___ Raw data ___

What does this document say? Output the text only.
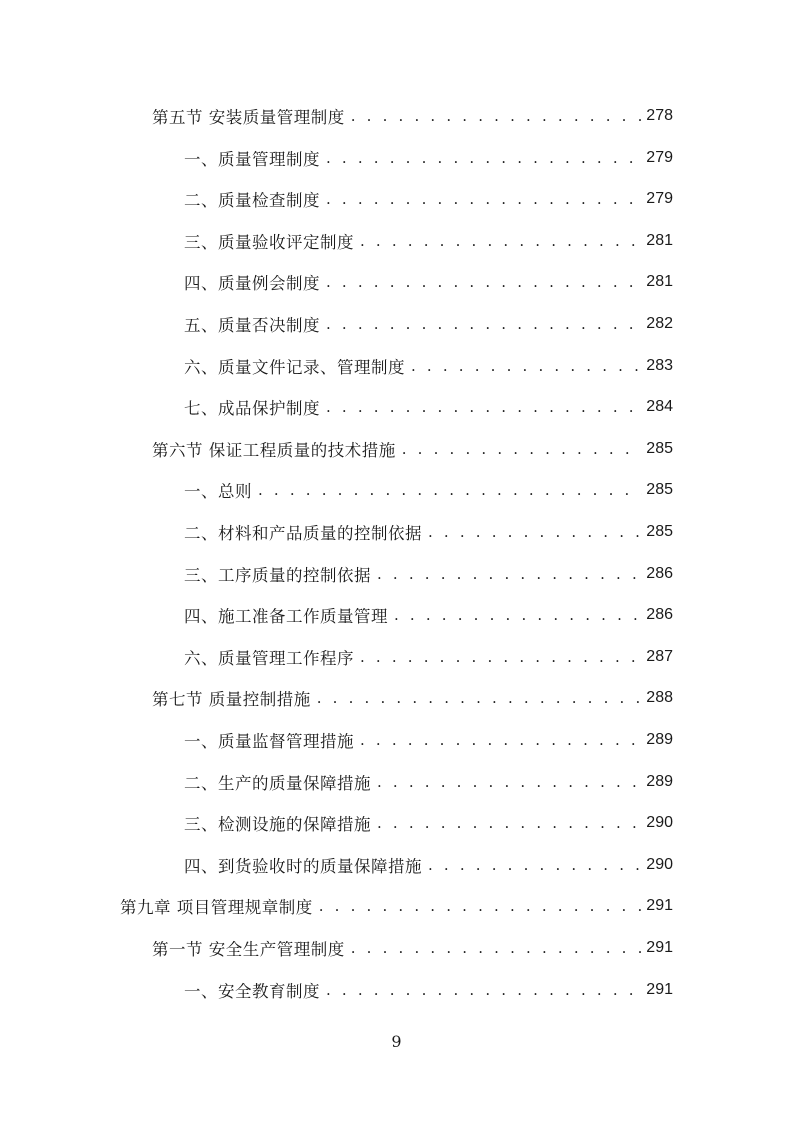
第五节 安装质量管理制度 . . .	278
一、质量管理制度 . . .	279
二、质量检查制度 . . .	279
三、质量验收评定制度 . . .	281
四、质量例会制度 . . .	281
五、质量否决制度 . . .	282
六、质量文件记录、管理制度 . . .	283
七、成品保护制度 . . .	284
第六节 保证工程质量的技术措施 . . .	285
一、总则 . . .	285
二、材料和产品质量的控制依据 . . .	285
三、工序质量的控制依据 . . .	286
四、施工准备工作质量管理 . . .	286
六、质量管理工作程序 . . .	287
第七节 质量控制措施 . . .	288
一、质量监督管理措施 . . .	289
二、生产的质量保障措施 . . .	289
三、检测设施的保障措施 . . .	290
四、到货验收时的质量保障措施 . . .	290
第九章 项目管理规章制度 . . .	291
第一节 安全生产管理制度 . . .	291
一、安全教育制度 . . .	291
9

___

• The problem: Give all the entries again exactly, dropping each picture.

• Exercise answer:
What does this document say? Output the text only.
第五节 安装质量管理制度 . . .	278
一、质量管理制度 . . .	279
二、质量检查制度 . . .	279
三、质量验收评定制度 . . .	281
四、质量例会制度 . . .	281
五、质量否决制度 . . .	282
六、质量文件记录、管理制度 . . .	283
七、成品保护制度 . . .	284
第六节 保证工程质量的技术措施 . . .	285
一、总则 . . .	285
二、材料和产品质量的控制依据 . . .	285
三、工序质量的控制依据 . . .	286
四、施工准备工作质量管理 . . .	286
六、质量管理工作程序 . . .	287
第七节 质量控制措施 . . .	288
一、质量监督管理措施 . . .	289
二、生产的质量保障措施 . . .	289
三、检测设施的保障措施 . . .	290
四、到货验收时的质量保障措施 . . .	290
第九章 项目管理规章制度 . . .	291
第一节 安全生产管理制度 . . .	291
一、安全教育制度 . . .	291
9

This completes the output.